Problem to solve:
Copy each entry as written.

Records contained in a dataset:
○ ○ ○ ○

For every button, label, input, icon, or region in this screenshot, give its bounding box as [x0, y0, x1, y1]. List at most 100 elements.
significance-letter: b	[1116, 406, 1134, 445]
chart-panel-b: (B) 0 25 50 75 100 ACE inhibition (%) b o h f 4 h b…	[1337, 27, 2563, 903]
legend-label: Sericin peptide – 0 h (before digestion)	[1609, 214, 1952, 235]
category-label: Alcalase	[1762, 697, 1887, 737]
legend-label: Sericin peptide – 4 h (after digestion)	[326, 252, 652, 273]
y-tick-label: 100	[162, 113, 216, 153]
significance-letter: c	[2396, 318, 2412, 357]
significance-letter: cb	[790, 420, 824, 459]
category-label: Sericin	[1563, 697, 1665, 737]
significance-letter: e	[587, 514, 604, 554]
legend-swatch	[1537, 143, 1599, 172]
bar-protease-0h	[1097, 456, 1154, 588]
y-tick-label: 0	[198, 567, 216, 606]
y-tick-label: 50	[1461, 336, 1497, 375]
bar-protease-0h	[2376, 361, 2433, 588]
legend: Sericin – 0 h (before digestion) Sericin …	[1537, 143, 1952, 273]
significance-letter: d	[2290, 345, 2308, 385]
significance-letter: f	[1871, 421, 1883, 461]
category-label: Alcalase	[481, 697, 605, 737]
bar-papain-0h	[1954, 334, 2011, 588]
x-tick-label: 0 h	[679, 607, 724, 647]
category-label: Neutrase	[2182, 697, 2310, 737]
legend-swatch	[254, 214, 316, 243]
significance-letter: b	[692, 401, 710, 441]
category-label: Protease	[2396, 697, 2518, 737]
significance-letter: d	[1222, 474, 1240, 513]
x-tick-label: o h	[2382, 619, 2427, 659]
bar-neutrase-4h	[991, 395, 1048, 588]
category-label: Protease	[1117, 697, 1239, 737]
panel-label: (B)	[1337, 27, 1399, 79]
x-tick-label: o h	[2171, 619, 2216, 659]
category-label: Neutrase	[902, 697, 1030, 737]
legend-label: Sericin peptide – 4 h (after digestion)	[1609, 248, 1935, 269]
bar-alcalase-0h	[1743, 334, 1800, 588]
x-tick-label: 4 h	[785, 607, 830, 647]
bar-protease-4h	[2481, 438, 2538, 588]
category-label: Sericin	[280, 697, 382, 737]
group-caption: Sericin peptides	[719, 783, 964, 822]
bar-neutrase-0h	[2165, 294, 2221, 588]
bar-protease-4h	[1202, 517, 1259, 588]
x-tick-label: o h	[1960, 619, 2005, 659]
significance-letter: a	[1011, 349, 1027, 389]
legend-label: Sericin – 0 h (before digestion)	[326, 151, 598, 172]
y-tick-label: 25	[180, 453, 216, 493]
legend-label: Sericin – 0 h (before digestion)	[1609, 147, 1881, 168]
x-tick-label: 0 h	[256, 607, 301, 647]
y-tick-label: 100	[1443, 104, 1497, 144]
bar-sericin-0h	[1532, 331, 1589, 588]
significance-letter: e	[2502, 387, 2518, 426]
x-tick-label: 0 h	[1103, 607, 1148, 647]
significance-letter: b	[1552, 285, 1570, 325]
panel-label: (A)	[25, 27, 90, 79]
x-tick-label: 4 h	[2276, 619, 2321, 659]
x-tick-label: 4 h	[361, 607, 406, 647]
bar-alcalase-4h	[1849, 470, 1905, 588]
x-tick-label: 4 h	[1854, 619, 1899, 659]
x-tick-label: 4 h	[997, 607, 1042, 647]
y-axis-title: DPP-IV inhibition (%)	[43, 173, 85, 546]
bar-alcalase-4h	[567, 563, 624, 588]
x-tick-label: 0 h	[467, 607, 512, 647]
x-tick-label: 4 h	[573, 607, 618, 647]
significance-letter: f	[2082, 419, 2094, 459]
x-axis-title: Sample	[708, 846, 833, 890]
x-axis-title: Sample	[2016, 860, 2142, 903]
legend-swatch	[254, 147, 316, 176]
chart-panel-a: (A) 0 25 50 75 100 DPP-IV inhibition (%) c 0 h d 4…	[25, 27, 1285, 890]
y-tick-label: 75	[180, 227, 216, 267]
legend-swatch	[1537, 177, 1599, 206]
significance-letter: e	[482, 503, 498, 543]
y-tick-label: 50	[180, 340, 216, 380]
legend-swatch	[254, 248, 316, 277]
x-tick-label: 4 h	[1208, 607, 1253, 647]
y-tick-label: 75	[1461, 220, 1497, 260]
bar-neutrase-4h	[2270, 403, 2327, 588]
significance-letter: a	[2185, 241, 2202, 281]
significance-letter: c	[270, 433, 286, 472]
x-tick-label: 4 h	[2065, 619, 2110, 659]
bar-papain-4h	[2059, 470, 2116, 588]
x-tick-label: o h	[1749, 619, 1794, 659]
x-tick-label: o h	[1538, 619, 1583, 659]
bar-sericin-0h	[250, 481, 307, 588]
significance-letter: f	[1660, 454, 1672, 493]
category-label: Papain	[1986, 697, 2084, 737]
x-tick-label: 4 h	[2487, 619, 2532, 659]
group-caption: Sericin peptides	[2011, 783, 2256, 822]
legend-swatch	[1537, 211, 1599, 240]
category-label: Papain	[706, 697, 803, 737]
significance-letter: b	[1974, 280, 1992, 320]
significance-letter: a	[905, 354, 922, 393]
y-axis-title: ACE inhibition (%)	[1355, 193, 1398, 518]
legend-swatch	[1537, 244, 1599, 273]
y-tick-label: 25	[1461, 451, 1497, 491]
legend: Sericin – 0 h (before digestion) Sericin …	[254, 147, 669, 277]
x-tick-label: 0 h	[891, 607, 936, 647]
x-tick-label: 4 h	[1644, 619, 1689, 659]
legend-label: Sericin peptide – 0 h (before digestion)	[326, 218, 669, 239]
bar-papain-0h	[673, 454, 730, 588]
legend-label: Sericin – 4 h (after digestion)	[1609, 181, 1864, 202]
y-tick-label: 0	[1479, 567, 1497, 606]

○ ○ ○ ○

Answer section:
For every button, label, input, icon, or region in this screenshot, give its bounding box as [x0, y0, x1, y1]. List at most 100 elements.
significance-letter: b	[1116, 406, 1134, 445]
chart-panel-b: (B) 0 25 50 75 100 ACE inhibition (%) b o h f 4 h b…	[1337, 27, 2563, 903]
legend-label: Sericin peptide – 0 h (before digestion)	[1609, 214, 1952, 235]
category-label: Alcalase	[1762, 697, 1887, 737]
legend-label: Sericin peptide – 4 h (after digestion)	[326, 252, 652, 273]
y-tick-label: 100	[162, 113, 216, 153]
significance-letter: c	[2396, 318, 2412, 357]
significance-letter: cb	[790, 420, 824, 459]
category-label: Sericin	[1563, 697, 1665, 737]
significance-letter: e	[587, 514, 604, 554]
legend-swatch	[1537, 143, 1599, 172]
bar-protease-0h	[1097, 456, 1154, 588]
y-tick-label: 0	[198, 567, 216, 606]
y-tick-label: 50	[1461, 336, 1497, 375]
bar-protease-0h	[2376, 361, 2433, 588]
legend: Sericin – 0 h (before digestion) Sericin …	[1537, 143, 1952, 273]
significance-letter: d	[2290, 345, 2308, 385]
significance-letter: f	[1871, 421, 1883, 461]
category-label: Alcalase	[481, 697, 605, 737]
bar-papain-0h	[1954, 334, 2011, 588]
x-tick-label: 0 h	[679, 607, 724, 647]
category-label: Neutrase	[2182, 697, 2310, 737]
legend-swatch	[254, 214, 316, 243]
significance-letter: b	[692, 401, 710, 441]
category-label: Protease	[2396, 697, 2518, 737]
significance-letter: d	[1222, 474, 1240, 513]
x-tick-label: o h	[2382, 619, 2427, 659]
bar-neutrase-4h	[991, 395, 1048, 588]
category-label: Protease	[1117, 697, 1239, 737]
panel-label: (B)	[1337, 27, 1399, 79]
x-tick-label: o h	[2171, 619, 2216, 659]
category-label: Neutrase	[902, 697, 1030, 737]
legend-label: Sericin peptide – 4 h (after digestion)	[1609, 248, 1935, 269]
bar-alcalase-0h	[1743, 334, 1800, 588]
x-tick-label: 4 h	[785, 607, 830, 647]
bar-protease-4h	[2481, 438, 2538, 588]
category-label: Sericin	[280, 697, 382, 737]
group-caption: Sericin peptides	[719, 783, 964, 822]
bar-neutrase-0h	[2165, 294, 2221, 588]
bar-protease-4h	[1202, 517, 1259, 588]
x-tick-label: o h	[1960, 619, 2005, 659]
significance-letter: a	[1011, 349, 1027, 389]
legend-label: Sericin – 0 h (before digestion)	[326, 151, 598, 172]
y-tick-label: 25	[180, 453, 216, 493]
legend-label: Sericin – 0 h (before digestion)	[1609, 147, 1881, 168]
x-tick-label: 0 h	[256, 607, 301, 647]
y-tick-label: 100	[1443, 104, 1497, 144]
bar-sericin-0h	[1532, 331, 1589, 588]
significance-letter: e	[2502, 387, 2518, 426]
x-tick-label: 0 h	[1103, 607, 1148, 647]
significance-letter: b	[1552, 285, 1570, 325]
panel-label: (A)	[25, 27, 90, 79]
x-tick-label: 4 h	[2276, 619, 2321, 659]
x-tick-label: 4 h	[361, 607, 406, 647]
bar-alcalase-4h	[1849, 470, 1905, 588]
x-tick-label: 4 h	[1854, 619, 1899, 659]
x-tick-label: 4 h	[997, 607, 1042, 647]
y-axis-title: DPP-IV inhibition (%)	[43, 173, 85, 546]
bar-alcalase-4h	[567, 563, 624, 588]
x-tick-label: 0 h	[467, 607, 512, 647]
x-tick-label: 4 h	[573, 607, 618, 647]
significance-letter: f	[2082, 419, 2094, 459]
x-axis-title: Sample	[708, 846, 833, 890]
x-axis-title: Sample	[2016, 860, 2142, 903]
legend-swatch	[254, 147, 316, 176]
chart-panel-a: (A) 0 25 50 75 100 DPP-IV inhibition (%) c 0 h d 4…	[25, 27, 1285, 890]
y-tick-label: 75	[180, 227, 216, 267]
legend-swatch	[1537, 177, 1599, 206]
significance-letter: e	[482, 503, 498, 543]
y-tick-label: 50	[180, 340, 216, 380]
legend-swatch	[254, 248, 316, 277]
x-tick-label: 4 h	[1208, 607, 1253, 647]
y-tick-label: 75	[1461, 220, 1497, 260]
bar-neutrase-4h	[2270, 403, 2327, 588]
significance-letter: a	[2185, 241, 2202, 281]
significance-letter: c	[270, 433, 286, 472]
x-tick-label: 4 h	[2065, 619, 2110, 659]
bar-papain-4h	[2059, 470, 2116, 588]
x-tick-label: o h	[1749, 619, 1794, 659]
x-tick-label: o h	[1538, 619, 1583, 659]
bar-sericin-0h	[250, 481, 307, 588]
significance-letter: f	[1660, 454, 1672, 493]
category-label: Papain	[1986, 697, 2084, 737]
x-tick-label: 4 h	[2487, 619, 2532, 659]
group-caption: Sericin peptides	[2011, 783, 2256, 822]
legend-swatch	[1537, 211, 1599, 240]
category-label: Papain	[706, 697, 803, 737]
significance-letter: b	[1974, 280, 1992, 320]
significance-letter: a	[905, 354, 922, 393]
y-axis-title: ACE inhibition (%)	[1355, 193, 1398, 518]
legend-swatch	[1537, 244, 1599, 273]
y-tick-label: 25	[1461, 451, 1497, 491]
legend: Sericin – 0 h (before digestion) Sericin …	[254, 147, 669, 277]
x-tick-label: 0 h	[891, 607, 936, 647]
x-tick-label: 4 h	[1644, 619, 1689, 659]
legend-label: Sericin peptide – 0 h (before digestion)	[326, 218, 669, 239]
bar-papain-0h	[673, 454, 730, 588]
legend-label: Sericin – 4 h (after digestion)	[1609, 181, 1864, 202]
y-tick-label: 0	[1479, 567, 1497, 606]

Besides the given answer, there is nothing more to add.